DATA LINES —
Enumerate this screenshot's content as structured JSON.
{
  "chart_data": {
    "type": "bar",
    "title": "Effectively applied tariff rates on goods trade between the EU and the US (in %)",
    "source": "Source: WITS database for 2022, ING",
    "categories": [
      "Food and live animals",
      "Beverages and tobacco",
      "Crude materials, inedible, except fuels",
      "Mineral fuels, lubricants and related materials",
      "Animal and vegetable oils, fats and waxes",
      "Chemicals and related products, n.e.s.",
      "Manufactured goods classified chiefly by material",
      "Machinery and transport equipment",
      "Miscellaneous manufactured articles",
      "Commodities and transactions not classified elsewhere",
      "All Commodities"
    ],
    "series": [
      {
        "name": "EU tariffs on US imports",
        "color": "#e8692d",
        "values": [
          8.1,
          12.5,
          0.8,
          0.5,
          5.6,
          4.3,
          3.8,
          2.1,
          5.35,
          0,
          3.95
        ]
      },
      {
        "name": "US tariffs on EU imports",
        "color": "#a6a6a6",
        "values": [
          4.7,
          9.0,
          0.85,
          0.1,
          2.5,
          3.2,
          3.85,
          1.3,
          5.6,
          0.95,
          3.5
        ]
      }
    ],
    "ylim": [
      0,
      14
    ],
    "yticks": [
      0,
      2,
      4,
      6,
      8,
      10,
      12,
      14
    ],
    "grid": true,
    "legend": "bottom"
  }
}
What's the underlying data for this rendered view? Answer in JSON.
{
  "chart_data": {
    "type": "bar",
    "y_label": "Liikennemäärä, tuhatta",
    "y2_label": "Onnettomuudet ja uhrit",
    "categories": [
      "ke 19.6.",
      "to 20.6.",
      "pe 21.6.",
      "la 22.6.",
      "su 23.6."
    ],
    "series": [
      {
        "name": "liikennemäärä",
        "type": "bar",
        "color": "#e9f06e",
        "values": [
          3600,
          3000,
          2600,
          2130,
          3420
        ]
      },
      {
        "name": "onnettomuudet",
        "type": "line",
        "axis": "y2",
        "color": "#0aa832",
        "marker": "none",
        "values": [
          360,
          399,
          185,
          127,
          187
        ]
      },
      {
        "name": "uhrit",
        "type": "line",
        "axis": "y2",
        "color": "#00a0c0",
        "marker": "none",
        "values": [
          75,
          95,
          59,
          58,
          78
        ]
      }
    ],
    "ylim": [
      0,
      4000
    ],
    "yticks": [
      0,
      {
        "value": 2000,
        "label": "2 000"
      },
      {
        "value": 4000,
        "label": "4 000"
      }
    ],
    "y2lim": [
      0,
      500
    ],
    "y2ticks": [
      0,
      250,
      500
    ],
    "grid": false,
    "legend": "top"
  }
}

YOUR GOAL —
Write the entries again, exactly as they stand.

EXERCISE RESPONSE —
Enumerate this screenshot's content as structured JSON.
{
  "chart_data": {
    "type": "bar",
    "title": "Effectively applied tariff rates on goods trade between the EU and the US (in %)",
    "source": "Source: WITS database for 2022, ING",
    "categories": [
      "Food and live animals",
      "Beverages and tobacco",
      "Crude materials, inedible, except fuels",
      "Mineral fuels, lubricants and related materials",
      "Animal and vegetable oils, fats and waxes",
      "Chemicals and related products, n.e.s.",
      "Manufactured goods classified chiefly by material",
      "Machinery and transport equipment",
      "Miscellaneous manufactured articles",
      "Commodities and transactions not classified elsewhere",
      "All Commodities"
    ],
    "series": [
      {
        "name": "EU tariffs on US imports",
        "color": "#e8692d",
        "values": [
          8.1,
          12.5,
          0.8,
          0.5,
          5.6,
          4.3,
          3.8,
          2.1,
          5.35,
          0,
          3.95
        ]
      },
      {
        "name": "US tariffs on EU imports",
        "color": "#a6a6a6",
        "values": [
          4.7,
          9.0,
          0.85,
          0.1,
          2.5,
          3.2,
          3.85,
          1.3,
          5.6,
          0.95,
          3.5
        ]
      }
    ],
    "ylim": [
      0,
      14
    ],
    "yticks": [
      0,
      2,
      4,
      6,
      8,
      10,
      12,
      14
    ],
    "grid": true,
    "legend": "bottom"
  }
}
What's the underlying data for this rendered view? Answer in JSON.
{
  "chart_data": {
    "type": "bar",
    "y_label": "Liikennemäärä, tuhatta",
    "y2_label": "Onnettomuudet ja uhrit",
    "categories": [
      "ke 19.6.",
      "to 20.6.",
      "pe 21.6.",
      "la 22.6.",
      "su 23.6."
    ],
    "series": [
      {
        "name": "liikennemäärä",
        "type": "bar",
        "color": "#e9f06e",
        "values": [
          3600,
          3000,
          2600,
          2130,
          3420
        ]
      },
      {
        "name": "onnettomuudet",
        "type": "line",
        "axis": "y2",
        "color": "#0aa832",
        "marker": "none",
        "values": [
          360,
          399,
          185,
          127,
          187
        ]
      },
      {
        "name": "uhrit",
        "type": "line",
        "axis": "y2",
        "color": "#00a0c0",
        "marker": "none",
        "values": [
          75,
          95,
          59,
          58,
          78
        ]
      }
    ],
    "ylim": [
      0,
      4000
    ],
    "yticks": [
      0,
      {
        "value": 2000,
        "label": "2 000"
      },
      {
        "value": 4000,
        "label": "4 000"
      }
    ],
    "y2lim": [
      0,
      500
    ],
    "y2ticks": [
      0,
      250,
      500
    ],
    "grid": false,
    "legend": "top"
  }
}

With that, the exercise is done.